** Collection entries **

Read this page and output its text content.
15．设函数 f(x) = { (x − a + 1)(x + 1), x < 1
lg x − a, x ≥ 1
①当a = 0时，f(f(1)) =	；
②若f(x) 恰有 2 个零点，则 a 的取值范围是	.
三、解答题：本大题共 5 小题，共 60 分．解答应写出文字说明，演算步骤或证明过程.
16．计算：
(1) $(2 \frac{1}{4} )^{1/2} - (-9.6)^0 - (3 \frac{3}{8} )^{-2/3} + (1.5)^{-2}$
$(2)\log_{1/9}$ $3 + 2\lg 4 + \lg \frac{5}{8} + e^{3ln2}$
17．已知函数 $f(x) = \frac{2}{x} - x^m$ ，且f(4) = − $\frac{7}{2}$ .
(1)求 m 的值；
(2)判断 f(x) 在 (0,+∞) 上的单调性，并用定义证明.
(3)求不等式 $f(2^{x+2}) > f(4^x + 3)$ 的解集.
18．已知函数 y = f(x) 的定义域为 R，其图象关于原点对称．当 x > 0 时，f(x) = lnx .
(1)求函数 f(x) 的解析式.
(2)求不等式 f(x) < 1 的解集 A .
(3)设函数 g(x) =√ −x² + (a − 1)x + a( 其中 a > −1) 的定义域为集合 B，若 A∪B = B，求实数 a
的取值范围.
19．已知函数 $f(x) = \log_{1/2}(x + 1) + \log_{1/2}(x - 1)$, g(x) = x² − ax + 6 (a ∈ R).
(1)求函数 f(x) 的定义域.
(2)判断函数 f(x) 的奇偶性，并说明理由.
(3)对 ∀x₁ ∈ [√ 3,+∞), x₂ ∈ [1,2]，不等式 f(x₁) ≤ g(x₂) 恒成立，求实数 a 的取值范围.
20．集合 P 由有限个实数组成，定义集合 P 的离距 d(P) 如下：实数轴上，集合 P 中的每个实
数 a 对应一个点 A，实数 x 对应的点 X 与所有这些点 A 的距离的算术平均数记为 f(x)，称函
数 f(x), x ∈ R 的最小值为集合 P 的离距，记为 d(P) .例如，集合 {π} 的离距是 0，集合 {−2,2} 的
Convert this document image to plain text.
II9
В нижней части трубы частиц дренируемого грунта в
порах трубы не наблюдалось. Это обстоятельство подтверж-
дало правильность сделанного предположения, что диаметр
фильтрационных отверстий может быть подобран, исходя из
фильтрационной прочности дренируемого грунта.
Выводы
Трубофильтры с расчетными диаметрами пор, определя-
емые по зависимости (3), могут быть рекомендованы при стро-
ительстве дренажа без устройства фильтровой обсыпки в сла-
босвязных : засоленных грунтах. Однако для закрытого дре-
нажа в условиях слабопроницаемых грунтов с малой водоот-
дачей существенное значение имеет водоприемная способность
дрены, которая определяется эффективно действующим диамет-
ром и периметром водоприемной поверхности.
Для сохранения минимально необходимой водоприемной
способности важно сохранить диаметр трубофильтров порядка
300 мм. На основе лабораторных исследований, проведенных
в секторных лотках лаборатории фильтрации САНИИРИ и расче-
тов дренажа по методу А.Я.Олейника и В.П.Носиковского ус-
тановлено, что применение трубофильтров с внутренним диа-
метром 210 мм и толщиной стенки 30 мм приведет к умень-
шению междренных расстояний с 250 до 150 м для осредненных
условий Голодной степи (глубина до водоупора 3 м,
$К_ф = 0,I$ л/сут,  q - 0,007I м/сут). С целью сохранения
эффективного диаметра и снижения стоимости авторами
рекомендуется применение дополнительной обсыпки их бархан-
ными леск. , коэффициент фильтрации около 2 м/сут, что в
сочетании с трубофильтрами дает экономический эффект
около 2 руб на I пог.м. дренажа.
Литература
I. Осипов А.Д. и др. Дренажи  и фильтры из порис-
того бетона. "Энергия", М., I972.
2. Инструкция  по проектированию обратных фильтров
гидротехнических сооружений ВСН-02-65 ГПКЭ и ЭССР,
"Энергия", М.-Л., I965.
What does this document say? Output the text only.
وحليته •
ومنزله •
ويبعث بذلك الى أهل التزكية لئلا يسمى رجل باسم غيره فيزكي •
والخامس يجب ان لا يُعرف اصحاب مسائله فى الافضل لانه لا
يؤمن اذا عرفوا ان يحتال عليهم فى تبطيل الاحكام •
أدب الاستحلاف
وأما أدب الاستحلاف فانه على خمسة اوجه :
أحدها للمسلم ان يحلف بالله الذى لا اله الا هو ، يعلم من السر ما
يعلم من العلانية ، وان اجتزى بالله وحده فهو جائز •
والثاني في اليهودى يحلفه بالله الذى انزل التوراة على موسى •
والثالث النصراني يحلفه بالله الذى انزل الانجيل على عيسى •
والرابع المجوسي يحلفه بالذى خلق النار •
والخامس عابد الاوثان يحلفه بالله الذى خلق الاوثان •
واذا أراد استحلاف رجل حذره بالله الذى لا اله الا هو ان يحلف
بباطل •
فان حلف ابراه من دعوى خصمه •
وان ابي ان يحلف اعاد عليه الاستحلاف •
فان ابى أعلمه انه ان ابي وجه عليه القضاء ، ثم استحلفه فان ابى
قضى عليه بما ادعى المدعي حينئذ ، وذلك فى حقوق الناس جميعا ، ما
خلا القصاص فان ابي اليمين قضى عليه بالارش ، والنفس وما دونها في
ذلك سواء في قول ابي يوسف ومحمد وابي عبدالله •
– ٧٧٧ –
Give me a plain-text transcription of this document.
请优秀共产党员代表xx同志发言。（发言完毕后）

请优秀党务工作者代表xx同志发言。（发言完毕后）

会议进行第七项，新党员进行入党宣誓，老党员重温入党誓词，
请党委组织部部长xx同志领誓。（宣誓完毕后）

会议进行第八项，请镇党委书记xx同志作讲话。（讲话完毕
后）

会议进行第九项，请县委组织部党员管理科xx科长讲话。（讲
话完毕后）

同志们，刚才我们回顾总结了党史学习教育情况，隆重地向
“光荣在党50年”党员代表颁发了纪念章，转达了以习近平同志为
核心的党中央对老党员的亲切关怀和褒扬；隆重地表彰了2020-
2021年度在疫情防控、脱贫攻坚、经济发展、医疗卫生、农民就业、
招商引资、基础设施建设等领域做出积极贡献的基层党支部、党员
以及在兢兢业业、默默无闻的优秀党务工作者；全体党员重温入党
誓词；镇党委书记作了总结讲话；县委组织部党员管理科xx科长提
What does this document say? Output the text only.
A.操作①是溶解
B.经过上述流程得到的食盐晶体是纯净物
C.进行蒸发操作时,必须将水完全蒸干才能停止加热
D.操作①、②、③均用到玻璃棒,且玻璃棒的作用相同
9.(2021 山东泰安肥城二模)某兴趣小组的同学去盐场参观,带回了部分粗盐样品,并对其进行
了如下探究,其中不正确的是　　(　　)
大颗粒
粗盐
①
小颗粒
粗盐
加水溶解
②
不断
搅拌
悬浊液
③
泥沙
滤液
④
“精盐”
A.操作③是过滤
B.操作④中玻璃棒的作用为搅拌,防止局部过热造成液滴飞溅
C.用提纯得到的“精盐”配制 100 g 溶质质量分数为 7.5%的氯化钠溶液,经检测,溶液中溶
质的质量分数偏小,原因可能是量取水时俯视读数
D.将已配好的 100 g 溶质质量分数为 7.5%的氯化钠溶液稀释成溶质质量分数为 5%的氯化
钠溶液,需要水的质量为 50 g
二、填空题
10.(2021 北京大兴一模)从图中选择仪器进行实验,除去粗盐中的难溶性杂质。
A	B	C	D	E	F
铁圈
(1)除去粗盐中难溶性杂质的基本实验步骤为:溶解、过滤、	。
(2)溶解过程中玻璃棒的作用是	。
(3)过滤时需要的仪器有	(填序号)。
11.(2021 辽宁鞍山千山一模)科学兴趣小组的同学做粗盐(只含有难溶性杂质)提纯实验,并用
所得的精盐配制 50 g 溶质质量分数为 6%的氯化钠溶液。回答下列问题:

** Written problem **
Return each line that includes "сохранения".

** Complete output **
Для сохранения минимально необходимой водоприемной
$К_ф = 0,I$ л/сут,  q - 0,007I м/сут). С целью сохранения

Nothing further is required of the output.